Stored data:
▬▬▬▬▬▬

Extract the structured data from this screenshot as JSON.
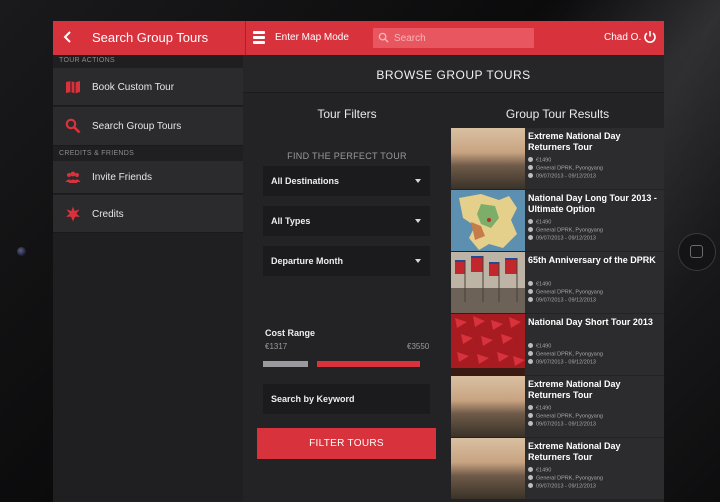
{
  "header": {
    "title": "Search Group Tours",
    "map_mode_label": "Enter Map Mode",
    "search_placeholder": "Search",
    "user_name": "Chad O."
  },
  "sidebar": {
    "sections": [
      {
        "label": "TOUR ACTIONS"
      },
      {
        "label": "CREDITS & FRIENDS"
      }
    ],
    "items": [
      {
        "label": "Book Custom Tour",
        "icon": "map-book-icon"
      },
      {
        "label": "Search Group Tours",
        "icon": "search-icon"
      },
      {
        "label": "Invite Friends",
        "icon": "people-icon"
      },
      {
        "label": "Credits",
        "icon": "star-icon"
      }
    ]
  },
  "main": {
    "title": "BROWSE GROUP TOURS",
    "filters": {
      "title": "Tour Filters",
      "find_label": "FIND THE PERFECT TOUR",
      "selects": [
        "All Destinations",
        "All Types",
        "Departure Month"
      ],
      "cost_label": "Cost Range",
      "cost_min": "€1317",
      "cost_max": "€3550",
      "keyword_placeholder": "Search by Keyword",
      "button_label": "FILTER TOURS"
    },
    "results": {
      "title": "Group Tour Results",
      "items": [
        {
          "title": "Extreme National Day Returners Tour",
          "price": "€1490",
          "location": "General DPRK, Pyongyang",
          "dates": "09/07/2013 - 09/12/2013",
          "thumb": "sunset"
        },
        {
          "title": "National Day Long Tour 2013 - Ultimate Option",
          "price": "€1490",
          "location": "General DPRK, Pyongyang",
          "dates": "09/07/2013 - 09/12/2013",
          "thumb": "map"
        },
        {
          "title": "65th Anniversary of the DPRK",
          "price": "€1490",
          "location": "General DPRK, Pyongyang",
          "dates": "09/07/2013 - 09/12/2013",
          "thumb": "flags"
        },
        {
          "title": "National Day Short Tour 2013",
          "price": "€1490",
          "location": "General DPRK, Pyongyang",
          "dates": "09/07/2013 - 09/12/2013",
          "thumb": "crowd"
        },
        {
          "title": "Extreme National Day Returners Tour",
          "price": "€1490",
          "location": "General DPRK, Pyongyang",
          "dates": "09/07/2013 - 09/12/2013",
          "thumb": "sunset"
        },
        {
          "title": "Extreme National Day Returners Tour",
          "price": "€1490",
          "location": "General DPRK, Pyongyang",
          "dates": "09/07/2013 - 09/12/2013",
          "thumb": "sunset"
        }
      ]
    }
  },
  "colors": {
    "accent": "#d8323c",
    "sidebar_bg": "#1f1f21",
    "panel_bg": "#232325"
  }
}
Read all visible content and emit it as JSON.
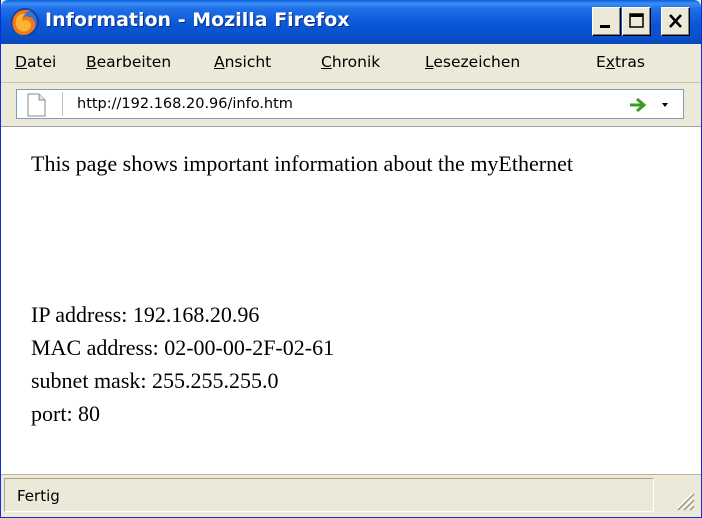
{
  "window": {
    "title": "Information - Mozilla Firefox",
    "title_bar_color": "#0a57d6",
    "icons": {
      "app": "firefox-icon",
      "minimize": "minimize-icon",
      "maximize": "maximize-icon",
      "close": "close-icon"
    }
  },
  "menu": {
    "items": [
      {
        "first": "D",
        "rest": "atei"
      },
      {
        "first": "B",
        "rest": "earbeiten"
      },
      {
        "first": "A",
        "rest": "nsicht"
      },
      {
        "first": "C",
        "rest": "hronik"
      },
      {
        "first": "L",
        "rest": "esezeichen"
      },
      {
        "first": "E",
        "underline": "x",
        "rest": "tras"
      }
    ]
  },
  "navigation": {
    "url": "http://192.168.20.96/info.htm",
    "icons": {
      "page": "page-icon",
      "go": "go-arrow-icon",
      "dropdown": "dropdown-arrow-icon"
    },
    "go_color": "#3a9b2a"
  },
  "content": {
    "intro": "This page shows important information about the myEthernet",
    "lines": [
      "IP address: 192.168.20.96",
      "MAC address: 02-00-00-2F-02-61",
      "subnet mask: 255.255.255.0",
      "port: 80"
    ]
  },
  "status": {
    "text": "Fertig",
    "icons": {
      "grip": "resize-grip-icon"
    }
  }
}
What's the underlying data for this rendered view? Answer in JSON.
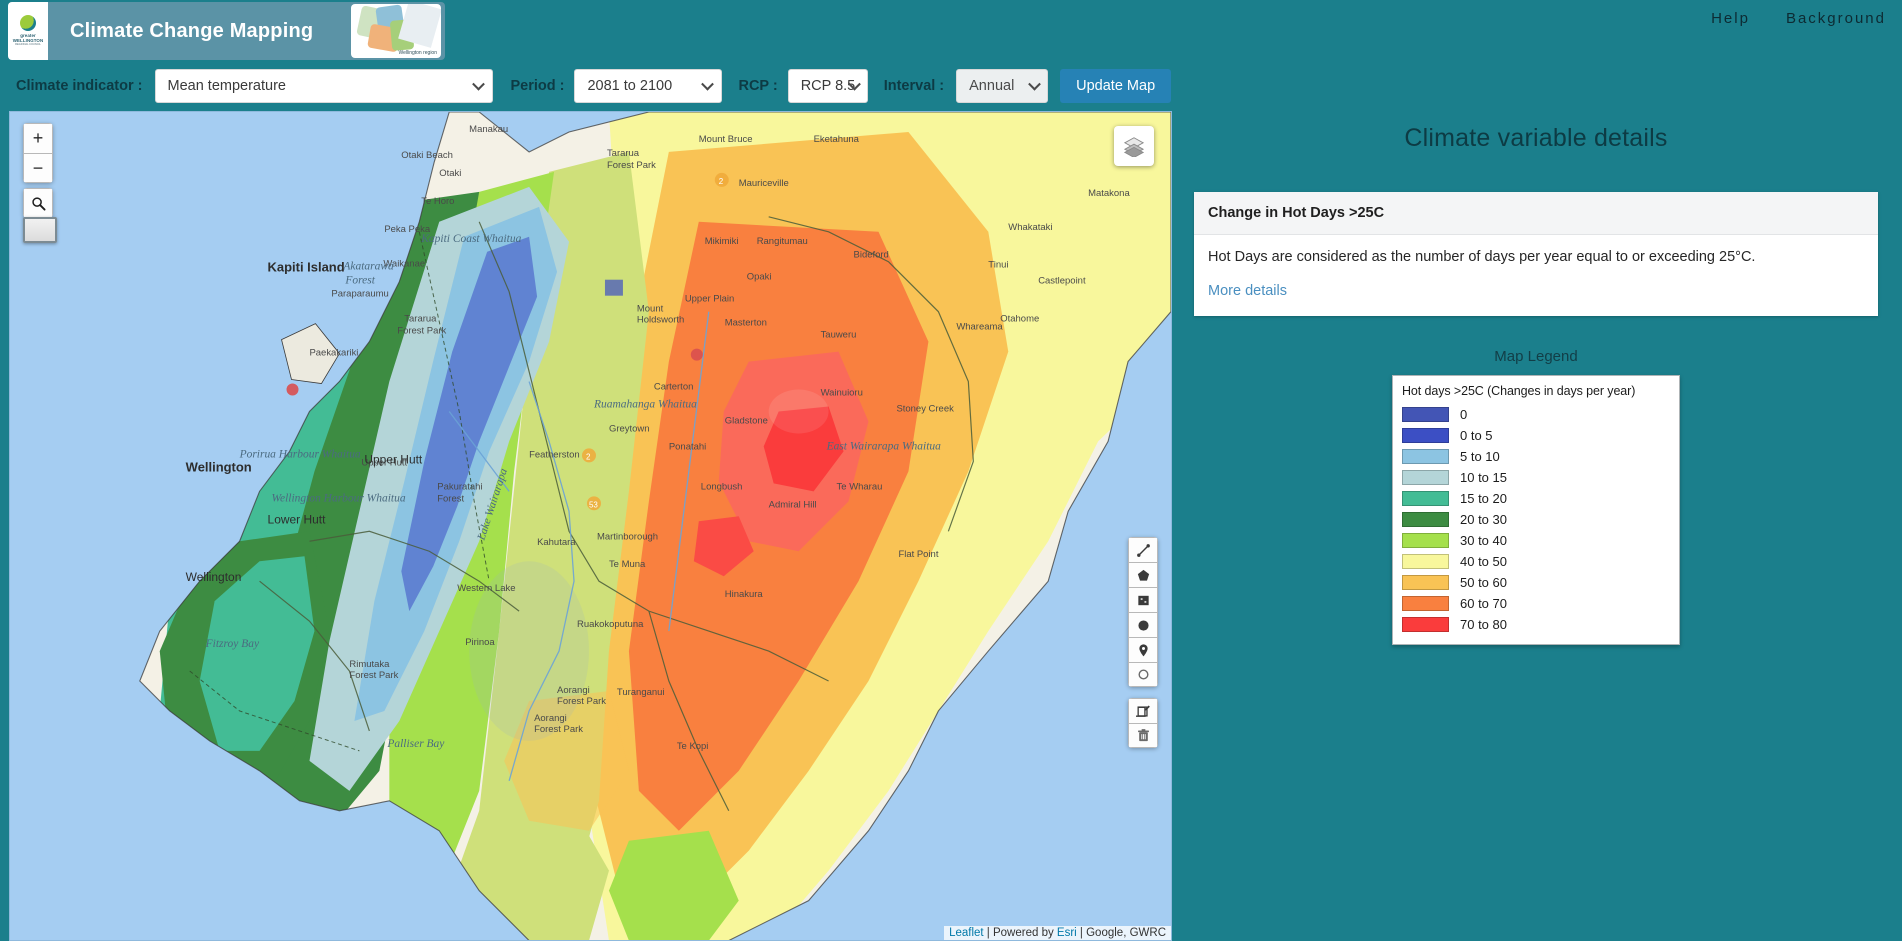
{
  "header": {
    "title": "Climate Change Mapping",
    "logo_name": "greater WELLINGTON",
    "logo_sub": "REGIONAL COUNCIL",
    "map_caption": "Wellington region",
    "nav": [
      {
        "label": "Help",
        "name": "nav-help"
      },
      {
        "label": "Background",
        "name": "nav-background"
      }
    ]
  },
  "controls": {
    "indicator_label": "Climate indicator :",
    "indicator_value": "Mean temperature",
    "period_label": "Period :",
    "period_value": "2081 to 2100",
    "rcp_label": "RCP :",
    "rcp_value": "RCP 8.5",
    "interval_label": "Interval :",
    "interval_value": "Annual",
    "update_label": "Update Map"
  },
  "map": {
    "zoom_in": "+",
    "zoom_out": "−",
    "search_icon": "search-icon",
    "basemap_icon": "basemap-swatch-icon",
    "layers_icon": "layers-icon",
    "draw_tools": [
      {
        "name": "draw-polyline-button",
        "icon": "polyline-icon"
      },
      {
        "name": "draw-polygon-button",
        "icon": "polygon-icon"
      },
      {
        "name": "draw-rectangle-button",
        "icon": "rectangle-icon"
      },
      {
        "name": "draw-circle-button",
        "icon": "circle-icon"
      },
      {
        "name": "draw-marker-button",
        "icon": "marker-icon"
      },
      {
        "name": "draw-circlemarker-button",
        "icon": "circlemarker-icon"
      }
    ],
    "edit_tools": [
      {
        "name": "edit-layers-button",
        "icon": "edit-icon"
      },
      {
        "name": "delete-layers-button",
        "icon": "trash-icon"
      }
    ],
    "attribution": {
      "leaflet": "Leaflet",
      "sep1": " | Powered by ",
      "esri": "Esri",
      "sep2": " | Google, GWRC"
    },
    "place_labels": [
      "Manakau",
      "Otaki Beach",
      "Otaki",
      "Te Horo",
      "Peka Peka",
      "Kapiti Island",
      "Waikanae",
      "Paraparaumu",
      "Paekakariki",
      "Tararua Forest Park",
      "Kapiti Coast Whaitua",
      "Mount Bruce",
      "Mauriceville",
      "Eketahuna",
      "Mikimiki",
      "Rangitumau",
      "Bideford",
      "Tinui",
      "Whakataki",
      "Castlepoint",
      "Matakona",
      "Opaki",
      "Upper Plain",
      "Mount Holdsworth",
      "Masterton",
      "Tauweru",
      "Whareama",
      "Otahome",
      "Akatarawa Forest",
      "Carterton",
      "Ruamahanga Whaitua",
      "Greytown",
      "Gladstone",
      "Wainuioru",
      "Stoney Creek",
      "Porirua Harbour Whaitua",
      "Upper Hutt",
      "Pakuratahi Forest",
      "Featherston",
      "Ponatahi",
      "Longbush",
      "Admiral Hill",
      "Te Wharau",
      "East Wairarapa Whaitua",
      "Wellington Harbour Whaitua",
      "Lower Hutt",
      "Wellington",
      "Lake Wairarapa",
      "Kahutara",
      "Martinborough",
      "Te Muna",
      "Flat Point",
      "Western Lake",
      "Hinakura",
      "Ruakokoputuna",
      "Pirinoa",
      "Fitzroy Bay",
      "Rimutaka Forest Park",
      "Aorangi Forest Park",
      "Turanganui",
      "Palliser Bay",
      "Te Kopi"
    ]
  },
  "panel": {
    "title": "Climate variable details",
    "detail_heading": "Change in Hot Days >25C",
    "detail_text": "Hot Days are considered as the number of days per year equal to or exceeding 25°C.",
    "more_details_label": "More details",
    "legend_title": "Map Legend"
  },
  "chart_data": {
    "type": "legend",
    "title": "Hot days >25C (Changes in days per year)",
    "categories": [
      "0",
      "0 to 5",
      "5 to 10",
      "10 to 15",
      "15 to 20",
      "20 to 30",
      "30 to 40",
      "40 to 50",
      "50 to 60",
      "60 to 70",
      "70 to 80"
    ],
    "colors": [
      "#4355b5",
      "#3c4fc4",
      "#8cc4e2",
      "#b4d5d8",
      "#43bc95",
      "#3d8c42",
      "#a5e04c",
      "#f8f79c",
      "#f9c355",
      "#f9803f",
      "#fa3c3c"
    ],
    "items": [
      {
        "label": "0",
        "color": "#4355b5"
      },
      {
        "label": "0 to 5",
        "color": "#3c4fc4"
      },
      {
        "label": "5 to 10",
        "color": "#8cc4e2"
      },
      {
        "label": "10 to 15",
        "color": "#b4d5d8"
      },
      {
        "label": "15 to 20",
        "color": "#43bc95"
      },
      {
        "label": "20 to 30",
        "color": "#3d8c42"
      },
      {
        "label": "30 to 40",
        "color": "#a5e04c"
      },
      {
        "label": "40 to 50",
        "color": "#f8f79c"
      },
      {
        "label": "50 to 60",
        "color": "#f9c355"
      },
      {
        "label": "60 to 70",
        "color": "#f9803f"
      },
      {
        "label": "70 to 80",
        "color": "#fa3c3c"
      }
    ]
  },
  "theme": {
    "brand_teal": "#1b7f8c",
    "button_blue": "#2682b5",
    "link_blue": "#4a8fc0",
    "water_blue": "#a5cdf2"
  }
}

▬▬▬▬▬▬

TASK INSTRUCTIONS
Return nothing except the number of lines that include the string "page".

ANSWER TO THE TASK
2